**RECORD LIST**
________________________

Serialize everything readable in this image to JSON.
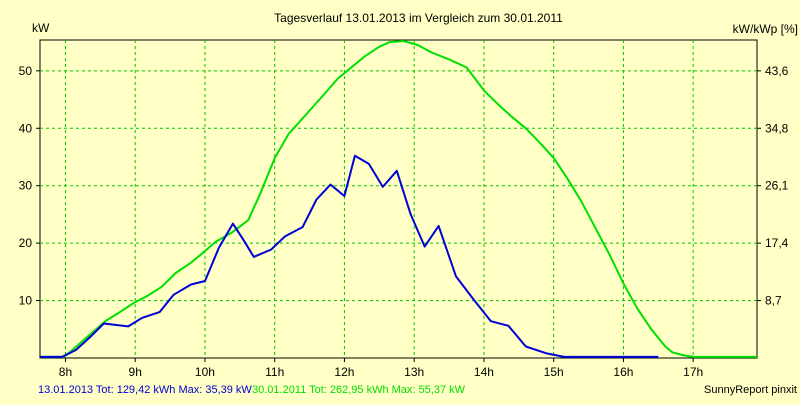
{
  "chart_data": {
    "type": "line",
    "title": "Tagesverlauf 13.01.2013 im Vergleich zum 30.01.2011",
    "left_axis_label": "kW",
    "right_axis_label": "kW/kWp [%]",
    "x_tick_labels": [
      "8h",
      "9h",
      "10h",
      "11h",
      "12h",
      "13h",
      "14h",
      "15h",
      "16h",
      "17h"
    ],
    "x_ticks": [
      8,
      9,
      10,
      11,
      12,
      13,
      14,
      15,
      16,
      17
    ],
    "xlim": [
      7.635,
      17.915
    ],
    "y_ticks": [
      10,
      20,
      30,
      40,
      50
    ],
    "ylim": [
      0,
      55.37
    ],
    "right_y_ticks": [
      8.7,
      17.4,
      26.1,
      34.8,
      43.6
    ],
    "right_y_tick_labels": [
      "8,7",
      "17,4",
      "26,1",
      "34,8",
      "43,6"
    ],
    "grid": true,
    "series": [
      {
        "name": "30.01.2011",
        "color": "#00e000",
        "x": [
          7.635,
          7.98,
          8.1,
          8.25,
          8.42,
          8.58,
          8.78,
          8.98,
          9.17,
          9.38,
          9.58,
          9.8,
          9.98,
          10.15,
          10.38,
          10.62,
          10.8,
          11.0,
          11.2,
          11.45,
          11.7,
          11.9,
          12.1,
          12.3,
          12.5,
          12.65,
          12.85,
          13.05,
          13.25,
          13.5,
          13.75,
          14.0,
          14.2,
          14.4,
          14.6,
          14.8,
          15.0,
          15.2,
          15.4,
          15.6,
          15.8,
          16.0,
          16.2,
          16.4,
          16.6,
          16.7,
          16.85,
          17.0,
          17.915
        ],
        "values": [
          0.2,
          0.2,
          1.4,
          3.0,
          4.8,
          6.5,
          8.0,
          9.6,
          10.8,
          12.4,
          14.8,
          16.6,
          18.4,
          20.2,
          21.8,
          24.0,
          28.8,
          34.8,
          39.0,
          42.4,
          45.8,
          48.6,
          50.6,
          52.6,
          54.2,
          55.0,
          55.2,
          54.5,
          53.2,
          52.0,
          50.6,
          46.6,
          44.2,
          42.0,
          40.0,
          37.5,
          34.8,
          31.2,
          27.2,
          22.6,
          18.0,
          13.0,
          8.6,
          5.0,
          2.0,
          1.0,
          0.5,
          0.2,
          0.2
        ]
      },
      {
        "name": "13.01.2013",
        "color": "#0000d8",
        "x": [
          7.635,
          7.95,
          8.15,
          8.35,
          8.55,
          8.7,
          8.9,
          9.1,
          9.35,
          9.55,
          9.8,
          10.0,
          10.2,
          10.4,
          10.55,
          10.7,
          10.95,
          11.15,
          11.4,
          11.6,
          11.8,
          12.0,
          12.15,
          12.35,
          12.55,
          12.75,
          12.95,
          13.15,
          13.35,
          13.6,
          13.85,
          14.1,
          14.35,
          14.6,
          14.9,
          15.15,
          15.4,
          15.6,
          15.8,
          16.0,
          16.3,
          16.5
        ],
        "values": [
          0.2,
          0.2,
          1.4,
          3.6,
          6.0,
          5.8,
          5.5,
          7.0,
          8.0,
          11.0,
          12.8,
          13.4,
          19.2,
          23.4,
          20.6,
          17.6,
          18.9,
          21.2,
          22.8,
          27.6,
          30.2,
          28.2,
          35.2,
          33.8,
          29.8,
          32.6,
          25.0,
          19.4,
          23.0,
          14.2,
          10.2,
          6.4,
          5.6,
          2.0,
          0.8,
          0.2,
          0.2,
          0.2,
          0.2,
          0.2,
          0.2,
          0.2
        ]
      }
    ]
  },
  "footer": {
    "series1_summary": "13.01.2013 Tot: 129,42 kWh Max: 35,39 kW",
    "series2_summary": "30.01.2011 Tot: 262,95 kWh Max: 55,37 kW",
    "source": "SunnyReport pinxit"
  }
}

________________________

**GIVEN REQUEST**
Every record must be copied exactly, with the pictures left out.

**ANSWER TO THIS PROBLEM**
Serialize everything readable in this image to JSON.
{
  "chart_data": {
    "type": "line",
    "title": "Tagesverlauf 13.01.2013 im Vergleich zum 30.01.2011",
    "left_axis_label": "kW",
    "right_axis_label": "kW/kWp [%]",
    "x_tick_labels": [
      "8h",
      "9h",
      "10h",
      "11h",
      "12h",
      "13h",
      "14h",
      "15h",
      "16h",
      "17h"
    ],
    "x_ticks": [
      8,
      9,
      10,
      11,
      12,
      13,
      14,
      15,
      16,
      17
    ],
    "xlim": [
      7.635,
      17.915
    ],
    "y_ticks": [
      10,
      20,
      30,
      40,
      50
    ],
    "ylim": [
      0,
      55.37
    ],
    "right_y_ticks": [
      8.7,
      17.4,
      26.1,
      34.8,
      43.6
    ],
    "right_y_tick_labels": [
      "8,7",
      "17,4",
      "26,1",
      "34,8",
      "43,6"
    ],
    "grid": true,
    "series": [
      {
        "name": "30.01.2011",
        "color": "#00e000",
        "x": [
          7.635,
          7.98,
          8.1,
          8.25,
          8.42,
          8.58,
          8.78,
          8.98,
          9.17,
          9.38,
          9.58,
          9.8,
          9.98,
          10.15,
          10.38,
          10.62,
          10.8,
          11.0,
          11.2,
          11.45,
          11.7,
          11.9,
          12.1,
          12.3,
          12.5,
          12.65,
          12.85,
          13.05,
          13.25,
          13.5,
          13.75,
          14.0,
          14.2,
          14.4,
          14.6,
          14.8,
          15.0,
          15.2,
          15.4,
          15.6,
          15.8,
          16.0,
          16.2,
          16.4,
          16.6,
          16.7,
          16.85,
          17.0,
          17.915
        ],
        "values": [
          0.2,
          0.2,
          1.4,
          3.0,
          4.8,
          6.5,
          8.0,
          9.6,
          10.8,
          12.4,
          14.8,
          16.6,
          18.4,
          20.2,
          21.8,
          24.0,
          28.8,
          34.8,
          39.0,
          42.4,
          45.8,
          48.6,
          50.6,
          52.6,
          54.2,
          55.0,
          55.2,
          54.5,
          53.2,
          52.0,
          50.6,
          46.6,
          44.2,
          42.0,
          40.0,
          37.5,
          34.8,
          31.2,
          27.2,
          22.6,
          18.0,
          13.0,
          8.6,
          5.0,
          2.0,
          1.0,
          0.5,
          0.2,
          0.2
        ]
      },
      {
        "name": "13.01.2013",
        "color": "#0000d8",
        "x": [
          7.635,
          7.95,
          8.15,
          8.35,
          8.55,
          8.7,
          8.9,
          9.1,
          9.35,
          9.55,
          9.8,
          10.0,
          10.2,
          10.4,
          10.55,
          10.7,
          10.95,
          11.15,
          11.4,
          11.6,
          11.8,
          12.0,
          12.15,
          12.35,
          12.55,
          12.75,
          12.95,
          13.15,
          13.35,
          13.6,
          13.85,
          14.1,
          14.35,
          14.6,
          14.9,
          15.15,
          15.4,
          15.6,
          15.8,
          16.0,
          16.3,
          16.5
        ],
        "values": [
          0.2,
          0.2,
          1.4,
          3.6,
          6.0,
          5.8,
          5.5,
          7.0,
          8.0,
          11.0,
          12.8,
          13.4,
          19.2,
          23.4,
          20.6,
          17.6,
          18.9,
          21.2,
          22.8,
          27.6,
          30.2,
          28.2,
          35.2,
          33.8,
          29.8,
          32.6,
          25.0,
          19.4,
          23.0,
          14.2,
          10.2,
          6.4,
          5.6,
          2.0,
          0.8,
          0.2,
          0.2,
          0.2,
          0.2,
          0.2,
          0.2,
          0.2
        ]
      }
    ]
  },
  "footer": {
    "series1_summary": "13.01.2013 Tot: 129,42 kWh Max: 35,39 kW",
    "series2_summary": "30.01.2011 Tot: 262,95 kWh Max: 55,37 kW",
    "source": "SunnyReport pinxit"
  }
}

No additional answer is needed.